WRITTEN REQUEST:
State the number of lines in the material below that have "color" in them, without any other text.
-- begin SUPPLIED MATERIAL --
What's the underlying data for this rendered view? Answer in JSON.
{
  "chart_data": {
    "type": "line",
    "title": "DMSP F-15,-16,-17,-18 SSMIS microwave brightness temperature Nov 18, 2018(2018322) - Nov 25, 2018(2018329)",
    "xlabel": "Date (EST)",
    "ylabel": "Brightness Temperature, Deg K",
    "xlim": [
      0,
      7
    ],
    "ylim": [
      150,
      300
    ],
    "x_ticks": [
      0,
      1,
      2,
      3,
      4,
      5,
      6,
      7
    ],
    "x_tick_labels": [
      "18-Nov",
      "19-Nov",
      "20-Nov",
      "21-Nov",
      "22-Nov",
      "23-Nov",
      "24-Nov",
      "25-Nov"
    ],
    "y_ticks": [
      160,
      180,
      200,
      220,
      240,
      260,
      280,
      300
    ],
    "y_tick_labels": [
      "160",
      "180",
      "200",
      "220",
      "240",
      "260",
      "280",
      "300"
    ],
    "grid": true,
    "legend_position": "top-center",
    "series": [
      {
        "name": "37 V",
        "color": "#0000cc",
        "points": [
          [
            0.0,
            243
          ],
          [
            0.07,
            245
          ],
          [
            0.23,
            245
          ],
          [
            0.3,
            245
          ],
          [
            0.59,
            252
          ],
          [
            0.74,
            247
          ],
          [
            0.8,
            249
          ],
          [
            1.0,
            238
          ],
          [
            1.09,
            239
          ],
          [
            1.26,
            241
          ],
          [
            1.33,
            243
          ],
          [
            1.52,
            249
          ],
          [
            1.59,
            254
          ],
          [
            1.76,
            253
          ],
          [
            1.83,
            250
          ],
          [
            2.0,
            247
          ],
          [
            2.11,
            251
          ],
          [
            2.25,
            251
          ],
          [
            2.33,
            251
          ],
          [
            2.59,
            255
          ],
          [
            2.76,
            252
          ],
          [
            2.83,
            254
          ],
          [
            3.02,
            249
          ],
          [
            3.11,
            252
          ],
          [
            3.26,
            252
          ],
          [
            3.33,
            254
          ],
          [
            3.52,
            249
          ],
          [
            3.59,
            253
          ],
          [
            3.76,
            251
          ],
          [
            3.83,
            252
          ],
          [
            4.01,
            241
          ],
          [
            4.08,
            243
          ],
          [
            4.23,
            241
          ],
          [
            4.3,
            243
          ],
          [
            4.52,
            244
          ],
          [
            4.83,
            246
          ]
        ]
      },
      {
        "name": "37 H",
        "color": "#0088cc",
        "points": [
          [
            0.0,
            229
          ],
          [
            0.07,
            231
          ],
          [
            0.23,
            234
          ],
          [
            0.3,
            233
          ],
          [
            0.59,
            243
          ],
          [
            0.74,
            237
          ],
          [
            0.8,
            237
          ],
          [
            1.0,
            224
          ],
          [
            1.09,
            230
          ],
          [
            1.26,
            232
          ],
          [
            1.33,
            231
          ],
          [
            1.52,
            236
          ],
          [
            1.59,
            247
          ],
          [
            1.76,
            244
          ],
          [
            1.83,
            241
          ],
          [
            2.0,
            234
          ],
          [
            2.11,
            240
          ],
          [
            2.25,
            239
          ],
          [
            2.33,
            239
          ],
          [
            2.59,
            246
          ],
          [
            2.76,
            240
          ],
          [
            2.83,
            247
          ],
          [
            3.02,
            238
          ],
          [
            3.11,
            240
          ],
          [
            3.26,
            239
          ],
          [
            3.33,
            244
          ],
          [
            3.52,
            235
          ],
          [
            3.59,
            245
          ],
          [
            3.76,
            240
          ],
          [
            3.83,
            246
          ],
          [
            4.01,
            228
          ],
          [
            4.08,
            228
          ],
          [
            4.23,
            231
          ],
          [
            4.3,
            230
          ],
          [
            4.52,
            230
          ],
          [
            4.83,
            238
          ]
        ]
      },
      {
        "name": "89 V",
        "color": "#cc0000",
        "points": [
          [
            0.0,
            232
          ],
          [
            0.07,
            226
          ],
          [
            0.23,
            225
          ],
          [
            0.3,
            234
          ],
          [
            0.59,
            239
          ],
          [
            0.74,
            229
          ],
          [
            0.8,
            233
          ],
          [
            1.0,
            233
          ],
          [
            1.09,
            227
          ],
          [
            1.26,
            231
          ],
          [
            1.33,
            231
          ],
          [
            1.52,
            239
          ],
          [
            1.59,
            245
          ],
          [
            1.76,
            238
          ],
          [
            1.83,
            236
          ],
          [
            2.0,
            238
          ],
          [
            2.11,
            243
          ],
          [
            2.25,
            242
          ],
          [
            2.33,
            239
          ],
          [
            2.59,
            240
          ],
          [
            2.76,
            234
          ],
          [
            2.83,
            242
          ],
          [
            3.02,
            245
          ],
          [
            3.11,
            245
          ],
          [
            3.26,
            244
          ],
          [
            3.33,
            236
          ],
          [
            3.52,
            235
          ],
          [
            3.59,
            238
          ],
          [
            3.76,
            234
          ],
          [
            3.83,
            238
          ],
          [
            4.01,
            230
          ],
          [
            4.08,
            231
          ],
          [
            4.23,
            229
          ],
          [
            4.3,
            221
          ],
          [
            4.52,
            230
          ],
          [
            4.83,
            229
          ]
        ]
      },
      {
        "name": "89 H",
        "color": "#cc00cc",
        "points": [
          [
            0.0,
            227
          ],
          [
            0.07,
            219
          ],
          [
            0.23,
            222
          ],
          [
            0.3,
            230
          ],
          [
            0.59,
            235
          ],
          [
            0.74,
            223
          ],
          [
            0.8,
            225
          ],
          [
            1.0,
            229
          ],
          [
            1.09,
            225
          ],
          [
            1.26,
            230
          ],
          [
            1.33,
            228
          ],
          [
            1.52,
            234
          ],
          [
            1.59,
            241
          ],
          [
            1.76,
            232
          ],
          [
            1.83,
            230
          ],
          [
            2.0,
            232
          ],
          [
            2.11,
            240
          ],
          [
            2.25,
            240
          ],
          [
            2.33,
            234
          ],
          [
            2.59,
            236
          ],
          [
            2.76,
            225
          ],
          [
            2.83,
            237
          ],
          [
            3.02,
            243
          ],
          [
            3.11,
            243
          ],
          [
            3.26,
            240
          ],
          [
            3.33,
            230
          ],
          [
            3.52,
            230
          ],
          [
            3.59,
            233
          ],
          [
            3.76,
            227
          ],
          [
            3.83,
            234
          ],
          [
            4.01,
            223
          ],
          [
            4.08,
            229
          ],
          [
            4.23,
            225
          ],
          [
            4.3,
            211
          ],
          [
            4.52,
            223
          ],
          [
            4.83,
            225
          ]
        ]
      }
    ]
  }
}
-- end SUPPLIED MATERIAL --
TASK RESPONSE:
4